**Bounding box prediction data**
*** Block opens ***

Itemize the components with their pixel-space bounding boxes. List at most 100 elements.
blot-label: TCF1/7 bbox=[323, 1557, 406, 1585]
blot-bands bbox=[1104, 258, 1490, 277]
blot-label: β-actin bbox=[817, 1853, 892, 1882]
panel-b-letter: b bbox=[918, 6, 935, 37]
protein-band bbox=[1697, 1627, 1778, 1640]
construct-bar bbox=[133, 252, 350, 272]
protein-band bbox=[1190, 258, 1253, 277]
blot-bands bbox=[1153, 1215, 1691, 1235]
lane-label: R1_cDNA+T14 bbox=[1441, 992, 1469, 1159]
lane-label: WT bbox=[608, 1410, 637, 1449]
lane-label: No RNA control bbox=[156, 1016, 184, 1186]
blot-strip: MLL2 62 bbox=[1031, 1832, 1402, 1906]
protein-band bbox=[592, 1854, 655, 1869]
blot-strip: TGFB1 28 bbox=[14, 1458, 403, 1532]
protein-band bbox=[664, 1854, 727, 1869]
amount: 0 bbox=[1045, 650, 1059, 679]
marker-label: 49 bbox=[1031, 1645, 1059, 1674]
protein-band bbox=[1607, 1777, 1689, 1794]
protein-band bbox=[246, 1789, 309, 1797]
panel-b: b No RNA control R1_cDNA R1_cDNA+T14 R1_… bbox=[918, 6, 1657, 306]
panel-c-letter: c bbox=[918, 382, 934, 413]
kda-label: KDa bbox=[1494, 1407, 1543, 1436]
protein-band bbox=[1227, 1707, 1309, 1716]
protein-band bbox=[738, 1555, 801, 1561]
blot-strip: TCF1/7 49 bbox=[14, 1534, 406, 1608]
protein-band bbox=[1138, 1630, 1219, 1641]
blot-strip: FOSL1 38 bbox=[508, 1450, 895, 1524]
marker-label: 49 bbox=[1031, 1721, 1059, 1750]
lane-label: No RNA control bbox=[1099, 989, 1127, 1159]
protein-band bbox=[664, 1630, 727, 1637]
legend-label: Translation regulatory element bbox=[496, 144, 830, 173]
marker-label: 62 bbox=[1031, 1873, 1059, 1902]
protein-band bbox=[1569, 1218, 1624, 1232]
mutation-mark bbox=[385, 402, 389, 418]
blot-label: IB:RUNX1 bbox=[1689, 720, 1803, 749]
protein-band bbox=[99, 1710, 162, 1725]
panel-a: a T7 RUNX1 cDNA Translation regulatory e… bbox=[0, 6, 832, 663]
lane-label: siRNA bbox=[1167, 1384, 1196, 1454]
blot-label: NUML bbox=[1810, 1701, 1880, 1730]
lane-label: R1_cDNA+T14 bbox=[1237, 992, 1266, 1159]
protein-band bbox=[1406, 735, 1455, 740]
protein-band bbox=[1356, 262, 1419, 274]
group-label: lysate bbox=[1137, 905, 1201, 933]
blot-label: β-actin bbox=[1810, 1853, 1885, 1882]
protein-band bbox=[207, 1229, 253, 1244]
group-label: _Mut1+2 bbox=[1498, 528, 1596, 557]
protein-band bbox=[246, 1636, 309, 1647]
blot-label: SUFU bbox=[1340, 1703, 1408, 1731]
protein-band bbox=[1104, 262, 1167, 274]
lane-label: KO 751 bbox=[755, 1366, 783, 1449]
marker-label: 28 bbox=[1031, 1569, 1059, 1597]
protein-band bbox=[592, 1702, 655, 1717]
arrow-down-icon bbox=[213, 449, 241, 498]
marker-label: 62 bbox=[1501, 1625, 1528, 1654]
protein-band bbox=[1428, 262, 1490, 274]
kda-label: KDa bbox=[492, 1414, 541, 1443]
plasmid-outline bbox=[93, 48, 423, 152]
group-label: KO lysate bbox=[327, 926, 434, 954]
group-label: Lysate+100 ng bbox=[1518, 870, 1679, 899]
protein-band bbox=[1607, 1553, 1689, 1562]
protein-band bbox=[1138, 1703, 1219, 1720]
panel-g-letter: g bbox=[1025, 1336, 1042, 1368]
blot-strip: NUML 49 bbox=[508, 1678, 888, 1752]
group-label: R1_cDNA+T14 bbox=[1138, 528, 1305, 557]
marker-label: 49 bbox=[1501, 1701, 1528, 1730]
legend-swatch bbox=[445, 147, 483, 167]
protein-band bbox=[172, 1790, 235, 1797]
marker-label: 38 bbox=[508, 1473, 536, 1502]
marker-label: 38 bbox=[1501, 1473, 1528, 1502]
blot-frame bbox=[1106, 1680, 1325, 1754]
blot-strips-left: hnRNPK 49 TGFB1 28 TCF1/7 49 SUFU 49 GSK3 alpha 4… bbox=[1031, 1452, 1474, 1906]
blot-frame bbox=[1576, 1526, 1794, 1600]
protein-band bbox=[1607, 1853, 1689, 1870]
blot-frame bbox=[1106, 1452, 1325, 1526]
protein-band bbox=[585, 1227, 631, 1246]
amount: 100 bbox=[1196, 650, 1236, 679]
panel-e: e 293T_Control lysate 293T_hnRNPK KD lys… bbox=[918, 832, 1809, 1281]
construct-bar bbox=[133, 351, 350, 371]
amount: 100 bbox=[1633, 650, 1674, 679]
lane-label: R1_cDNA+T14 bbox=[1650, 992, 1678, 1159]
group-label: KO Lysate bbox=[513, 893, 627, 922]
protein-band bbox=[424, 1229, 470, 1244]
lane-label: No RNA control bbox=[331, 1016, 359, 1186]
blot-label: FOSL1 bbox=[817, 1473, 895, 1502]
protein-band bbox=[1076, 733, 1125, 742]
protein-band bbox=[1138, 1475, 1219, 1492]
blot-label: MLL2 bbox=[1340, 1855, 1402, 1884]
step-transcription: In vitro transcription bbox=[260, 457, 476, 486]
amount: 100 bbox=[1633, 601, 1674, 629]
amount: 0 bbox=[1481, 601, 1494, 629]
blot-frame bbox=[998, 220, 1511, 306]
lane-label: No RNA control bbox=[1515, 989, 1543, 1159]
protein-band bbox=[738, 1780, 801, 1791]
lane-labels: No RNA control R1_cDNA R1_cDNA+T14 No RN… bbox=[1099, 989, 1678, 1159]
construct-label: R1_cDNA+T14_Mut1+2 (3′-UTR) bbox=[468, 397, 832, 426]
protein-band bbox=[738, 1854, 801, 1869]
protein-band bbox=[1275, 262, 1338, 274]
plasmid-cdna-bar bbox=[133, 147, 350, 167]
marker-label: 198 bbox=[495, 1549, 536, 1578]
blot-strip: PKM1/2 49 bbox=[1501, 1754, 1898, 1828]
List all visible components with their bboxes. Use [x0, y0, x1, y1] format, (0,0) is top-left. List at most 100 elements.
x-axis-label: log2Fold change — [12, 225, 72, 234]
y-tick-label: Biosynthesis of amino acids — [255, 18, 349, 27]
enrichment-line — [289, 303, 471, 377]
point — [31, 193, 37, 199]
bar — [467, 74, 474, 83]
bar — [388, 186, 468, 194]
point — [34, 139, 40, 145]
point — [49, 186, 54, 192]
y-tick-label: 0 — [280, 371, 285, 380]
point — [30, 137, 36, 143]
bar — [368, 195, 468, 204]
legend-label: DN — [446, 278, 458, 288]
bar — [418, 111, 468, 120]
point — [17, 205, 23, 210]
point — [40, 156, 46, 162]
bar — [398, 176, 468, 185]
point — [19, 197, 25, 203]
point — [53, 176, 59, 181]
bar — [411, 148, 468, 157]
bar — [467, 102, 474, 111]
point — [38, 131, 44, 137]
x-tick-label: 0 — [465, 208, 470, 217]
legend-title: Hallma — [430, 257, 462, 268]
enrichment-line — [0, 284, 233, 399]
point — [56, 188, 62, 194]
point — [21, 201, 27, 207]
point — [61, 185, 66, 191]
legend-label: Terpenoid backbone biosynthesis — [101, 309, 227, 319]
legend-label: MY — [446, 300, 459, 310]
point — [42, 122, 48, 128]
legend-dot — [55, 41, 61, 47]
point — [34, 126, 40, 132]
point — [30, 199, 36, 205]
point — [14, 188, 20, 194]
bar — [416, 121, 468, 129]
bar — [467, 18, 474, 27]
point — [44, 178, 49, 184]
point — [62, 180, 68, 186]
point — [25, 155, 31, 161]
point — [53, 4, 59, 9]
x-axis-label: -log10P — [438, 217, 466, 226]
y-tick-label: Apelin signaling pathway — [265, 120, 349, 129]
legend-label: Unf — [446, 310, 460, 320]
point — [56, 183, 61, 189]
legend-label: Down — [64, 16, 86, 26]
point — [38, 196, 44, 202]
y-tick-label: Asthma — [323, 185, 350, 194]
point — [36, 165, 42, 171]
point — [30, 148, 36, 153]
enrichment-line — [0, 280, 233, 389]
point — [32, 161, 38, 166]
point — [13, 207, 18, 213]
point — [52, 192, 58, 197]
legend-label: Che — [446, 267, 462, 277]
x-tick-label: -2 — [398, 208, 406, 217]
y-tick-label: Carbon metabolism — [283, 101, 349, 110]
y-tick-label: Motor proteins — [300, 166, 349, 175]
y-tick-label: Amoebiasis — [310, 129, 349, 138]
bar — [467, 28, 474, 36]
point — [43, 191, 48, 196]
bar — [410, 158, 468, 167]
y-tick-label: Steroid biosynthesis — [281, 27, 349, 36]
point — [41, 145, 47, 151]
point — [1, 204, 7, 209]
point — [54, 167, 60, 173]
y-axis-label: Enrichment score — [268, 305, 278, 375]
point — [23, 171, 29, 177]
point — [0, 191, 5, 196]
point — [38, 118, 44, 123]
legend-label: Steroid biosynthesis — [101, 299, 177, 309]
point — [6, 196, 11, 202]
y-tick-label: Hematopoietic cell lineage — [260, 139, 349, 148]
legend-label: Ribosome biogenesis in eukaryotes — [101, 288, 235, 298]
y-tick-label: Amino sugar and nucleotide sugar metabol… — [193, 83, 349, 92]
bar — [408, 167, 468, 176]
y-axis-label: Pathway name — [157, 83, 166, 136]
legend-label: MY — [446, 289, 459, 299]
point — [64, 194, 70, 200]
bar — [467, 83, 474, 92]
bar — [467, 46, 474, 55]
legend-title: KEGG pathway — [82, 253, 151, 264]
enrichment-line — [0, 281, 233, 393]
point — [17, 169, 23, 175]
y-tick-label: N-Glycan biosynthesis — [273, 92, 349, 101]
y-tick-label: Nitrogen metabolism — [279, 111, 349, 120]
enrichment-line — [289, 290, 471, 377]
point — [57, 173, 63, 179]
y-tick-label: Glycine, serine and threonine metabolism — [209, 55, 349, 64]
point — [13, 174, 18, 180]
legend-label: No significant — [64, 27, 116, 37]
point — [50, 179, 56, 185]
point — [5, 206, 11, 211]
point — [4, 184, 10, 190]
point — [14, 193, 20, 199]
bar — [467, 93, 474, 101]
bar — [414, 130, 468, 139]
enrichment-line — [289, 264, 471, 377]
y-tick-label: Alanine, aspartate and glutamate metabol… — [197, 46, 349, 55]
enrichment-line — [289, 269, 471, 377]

*** Block closes ***

**Your assignment**
Go through the entries above and copy out every line that includes the word "Translation".

**Response**
legend-label: Translation regulatory element bbox=[496, 144, 830, 173]
panel-a: a T7 RUNX1 cDNA Translation regulatory e… bbox=[0, 6, 832, 663]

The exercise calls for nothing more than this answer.